Which lines hold the word "page"? Show each of them.

=== The data ===

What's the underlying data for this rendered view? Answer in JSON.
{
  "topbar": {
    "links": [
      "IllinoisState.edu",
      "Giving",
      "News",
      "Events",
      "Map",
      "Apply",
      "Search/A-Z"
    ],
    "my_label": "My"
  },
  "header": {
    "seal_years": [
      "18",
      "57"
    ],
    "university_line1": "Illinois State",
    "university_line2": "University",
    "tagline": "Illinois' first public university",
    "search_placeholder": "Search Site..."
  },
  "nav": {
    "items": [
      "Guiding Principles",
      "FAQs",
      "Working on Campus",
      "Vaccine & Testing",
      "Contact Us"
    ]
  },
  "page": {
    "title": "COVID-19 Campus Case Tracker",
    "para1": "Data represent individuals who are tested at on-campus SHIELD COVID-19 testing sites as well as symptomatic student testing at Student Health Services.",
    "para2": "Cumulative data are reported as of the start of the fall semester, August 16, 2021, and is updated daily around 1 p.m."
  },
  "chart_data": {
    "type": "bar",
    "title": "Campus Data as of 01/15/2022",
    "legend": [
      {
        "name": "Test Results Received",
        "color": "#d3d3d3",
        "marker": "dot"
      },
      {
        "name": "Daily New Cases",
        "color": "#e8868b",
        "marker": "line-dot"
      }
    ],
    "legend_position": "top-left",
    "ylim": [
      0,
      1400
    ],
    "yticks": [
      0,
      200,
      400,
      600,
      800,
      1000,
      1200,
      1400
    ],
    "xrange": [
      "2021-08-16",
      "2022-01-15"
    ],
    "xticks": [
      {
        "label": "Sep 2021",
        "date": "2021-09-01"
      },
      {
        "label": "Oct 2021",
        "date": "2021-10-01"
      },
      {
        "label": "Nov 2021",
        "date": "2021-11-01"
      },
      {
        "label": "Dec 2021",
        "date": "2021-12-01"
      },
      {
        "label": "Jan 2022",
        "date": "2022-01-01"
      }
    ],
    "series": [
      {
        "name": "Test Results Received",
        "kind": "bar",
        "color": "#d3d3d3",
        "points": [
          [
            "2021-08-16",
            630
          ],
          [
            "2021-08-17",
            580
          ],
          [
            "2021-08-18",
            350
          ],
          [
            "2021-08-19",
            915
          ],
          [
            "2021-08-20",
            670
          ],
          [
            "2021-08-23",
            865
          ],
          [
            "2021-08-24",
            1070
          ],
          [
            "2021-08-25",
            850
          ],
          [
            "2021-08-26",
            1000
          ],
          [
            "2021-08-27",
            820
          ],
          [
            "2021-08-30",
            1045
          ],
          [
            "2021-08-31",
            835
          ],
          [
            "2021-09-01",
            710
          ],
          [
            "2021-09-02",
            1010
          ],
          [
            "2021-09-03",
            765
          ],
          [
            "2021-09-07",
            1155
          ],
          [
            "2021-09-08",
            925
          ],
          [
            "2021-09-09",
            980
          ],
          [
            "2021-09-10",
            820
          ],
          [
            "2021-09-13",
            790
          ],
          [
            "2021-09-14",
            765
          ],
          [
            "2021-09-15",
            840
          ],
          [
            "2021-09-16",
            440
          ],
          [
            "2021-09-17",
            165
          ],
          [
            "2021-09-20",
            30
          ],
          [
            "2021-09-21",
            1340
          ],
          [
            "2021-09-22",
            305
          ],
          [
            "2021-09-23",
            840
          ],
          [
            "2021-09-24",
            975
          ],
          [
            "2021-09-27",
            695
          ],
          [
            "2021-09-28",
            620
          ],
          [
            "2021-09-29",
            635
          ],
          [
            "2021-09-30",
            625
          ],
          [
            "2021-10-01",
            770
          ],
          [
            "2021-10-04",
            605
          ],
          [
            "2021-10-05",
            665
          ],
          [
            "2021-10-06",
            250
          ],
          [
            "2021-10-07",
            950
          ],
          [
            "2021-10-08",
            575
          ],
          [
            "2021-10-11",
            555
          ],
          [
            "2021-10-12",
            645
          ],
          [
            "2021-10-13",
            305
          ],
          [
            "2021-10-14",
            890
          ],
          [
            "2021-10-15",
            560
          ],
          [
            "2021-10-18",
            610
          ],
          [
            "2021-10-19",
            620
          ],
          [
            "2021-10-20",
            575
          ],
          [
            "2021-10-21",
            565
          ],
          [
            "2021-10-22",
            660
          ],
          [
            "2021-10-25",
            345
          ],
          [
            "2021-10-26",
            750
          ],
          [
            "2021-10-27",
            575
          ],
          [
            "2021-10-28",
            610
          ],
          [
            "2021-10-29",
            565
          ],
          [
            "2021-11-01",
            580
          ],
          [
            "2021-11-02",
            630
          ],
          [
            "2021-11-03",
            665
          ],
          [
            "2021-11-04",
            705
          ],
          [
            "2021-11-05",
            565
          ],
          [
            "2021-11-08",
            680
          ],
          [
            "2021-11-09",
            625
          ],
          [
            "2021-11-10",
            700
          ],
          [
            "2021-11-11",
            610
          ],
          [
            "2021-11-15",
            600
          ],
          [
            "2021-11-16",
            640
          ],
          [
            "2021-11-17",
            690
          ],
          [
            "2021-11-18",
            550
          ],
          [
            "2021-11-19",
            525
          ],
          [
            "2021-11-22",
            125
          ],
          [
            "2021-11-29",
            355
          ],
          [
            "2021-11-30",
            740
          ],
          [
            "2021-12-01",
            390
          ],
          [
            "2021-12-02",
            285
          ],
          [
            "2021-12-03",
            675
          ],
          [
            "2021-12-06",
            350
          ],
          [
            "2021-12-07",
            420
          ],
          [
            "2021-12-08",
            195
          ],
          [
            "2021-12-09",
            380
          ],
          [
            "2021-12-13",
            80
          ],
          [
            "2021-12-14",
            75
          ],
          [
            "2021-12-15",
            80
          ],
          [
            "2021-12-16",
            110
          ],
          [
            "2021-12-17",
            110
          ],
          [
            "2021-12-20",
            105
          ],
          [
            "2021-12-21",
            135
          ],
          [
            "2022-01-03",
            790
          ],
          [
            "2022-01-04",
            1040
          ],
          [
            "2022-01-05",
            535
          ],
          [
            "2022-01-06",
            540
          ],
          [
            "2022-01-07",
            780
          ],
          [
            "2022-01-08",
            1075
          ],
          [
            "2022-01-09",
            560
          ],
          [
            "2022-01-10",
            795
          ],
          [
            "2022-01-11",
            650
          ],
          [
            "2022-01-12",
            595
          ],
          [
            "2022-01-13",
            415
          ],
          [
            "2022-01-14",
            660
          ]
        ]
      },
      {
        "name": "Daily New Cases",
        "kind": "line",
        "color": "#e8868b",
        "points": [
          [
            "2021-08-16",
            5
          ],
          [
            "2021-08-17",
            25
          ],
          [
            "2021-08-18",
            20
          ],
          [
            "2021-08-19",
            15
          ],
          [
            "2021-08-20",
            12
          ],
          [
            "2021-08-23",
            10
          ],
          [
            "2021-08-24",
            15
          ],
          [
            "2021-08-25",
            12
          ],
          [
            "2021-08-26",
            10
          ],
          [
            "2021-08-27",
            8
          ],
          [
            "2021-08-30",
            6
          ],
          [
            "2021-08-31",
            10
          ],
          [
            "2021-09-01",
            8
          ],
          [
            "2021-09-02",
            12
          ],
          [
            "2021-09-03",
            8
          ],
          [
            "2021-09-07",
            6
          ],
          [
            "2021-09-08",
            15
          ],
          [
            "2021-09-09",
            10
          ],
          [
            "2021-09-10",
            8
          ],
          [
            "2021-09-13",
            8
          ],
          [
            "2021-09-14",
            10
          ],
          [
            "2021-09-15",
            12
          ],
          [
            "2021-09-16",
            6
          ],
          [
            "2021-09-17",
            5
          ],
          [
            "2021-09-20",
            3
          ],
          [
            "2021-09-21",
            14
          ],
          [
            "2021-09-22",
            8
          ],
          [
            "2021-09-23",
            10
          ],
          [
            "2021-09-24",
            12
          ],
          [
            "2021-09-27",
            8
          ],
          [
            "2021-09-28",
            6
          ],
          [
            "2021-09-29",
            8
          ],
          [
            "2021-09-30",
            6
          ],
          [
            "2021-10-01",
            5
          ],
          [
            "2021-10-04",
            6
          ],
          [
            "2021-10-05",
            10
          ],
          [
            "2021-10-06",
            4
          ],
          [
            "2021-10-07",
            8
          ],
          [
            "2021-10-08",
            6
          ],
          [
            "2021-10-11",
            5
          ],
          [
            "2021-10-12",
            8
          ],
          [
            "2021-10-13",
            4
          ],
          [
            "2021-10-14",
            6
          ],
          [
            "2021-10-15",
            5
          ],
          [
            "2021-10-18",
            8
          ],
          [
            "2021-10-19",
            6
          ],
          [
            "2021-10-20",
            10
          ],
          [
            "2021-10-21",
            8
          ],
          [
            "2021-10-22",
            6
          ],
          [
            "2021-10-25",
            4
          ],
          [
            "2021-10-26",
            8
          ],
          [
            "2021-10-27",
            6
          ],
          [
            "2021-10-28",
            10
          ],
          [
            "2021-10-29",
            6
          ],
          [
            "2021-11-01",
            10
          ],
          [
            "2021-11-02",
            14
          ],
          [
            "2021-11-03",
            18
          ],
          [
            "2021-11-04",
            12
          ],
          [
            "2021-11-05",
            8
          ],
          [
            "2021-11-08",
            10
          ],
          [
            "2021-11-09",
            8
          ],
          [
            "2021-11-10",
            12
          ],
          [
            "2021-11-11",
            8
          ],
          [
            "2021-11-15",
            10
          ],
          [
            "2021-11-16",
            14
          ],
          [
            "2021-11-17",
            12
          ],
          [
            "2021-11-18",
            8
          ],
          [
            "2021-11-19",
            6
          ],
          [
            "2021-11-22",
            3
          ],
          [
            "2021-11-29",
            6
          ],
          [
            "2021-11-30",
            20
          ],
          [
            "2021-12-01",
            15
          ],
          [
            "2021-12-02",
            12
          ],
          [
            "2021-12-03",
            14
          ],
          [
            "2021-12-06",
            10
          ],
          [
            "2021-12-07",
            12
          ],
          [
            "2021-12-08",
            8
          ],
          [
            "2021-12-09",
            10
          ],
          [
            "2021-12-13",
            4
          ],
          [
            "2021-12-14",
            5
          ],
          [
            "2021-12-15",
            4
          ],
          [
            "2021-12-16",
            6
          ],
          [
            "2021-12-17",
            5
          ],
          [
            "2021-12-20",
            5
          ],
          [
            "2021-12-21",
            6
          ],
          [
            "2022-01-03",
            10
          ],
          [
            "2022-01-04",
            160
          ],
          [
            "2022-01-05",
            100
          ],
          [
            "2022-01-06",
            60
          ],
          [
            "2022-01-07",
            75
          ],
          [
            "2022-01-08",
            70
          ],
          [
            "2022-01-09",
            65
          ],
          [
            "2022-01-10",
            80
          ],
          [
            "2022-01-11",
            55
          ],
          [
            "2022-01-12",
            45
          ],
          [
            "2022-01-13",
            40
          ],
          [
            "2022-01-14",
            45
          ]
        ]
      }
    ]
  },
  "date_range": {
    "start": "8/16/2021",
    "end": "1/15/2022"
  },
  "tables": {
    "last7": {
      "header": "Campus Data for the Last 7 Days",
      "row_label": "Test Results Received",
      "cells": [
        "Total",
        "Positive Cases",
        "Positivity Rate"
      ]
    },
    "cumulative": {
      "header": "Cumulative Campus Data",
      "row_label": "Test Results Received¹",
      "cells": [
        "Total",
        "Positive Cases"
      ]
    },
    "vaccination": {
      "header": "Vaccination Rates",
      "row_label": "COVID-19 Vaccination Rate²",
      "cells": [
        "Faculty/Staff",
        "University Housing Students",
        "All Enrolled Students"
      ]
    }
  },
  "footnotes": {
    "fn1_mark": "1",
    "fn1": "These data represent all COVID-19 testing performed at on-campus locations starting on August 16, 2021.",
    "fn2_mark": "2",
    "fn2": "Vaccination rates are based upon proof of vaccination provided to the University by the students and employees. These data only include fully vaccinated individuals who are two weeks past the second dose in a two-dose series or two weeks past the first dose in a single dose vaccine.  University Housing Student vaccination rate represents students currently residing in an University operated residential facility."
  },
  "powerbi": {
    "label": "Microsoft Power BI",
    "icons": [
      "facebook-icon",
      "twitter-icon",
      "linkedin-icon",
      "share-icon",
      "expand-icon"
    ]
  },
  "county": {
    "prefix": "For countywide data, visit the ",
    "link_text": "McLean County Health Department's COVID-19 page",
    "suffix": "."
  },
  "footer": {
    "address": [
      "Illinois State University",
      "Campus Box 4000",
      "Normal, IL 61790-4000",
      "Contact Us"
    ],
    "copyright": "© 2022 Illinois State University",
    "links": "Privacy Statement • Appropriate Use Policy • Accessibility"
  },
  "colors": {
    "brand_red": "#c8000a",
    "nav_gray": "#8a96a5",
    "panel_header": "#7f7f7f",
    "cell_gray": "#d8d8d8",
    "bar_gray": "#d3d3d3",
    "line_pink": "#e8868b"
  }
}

===

In response:
  "page": {
    "link_text": "McLean County Health Department's COVID-19 page",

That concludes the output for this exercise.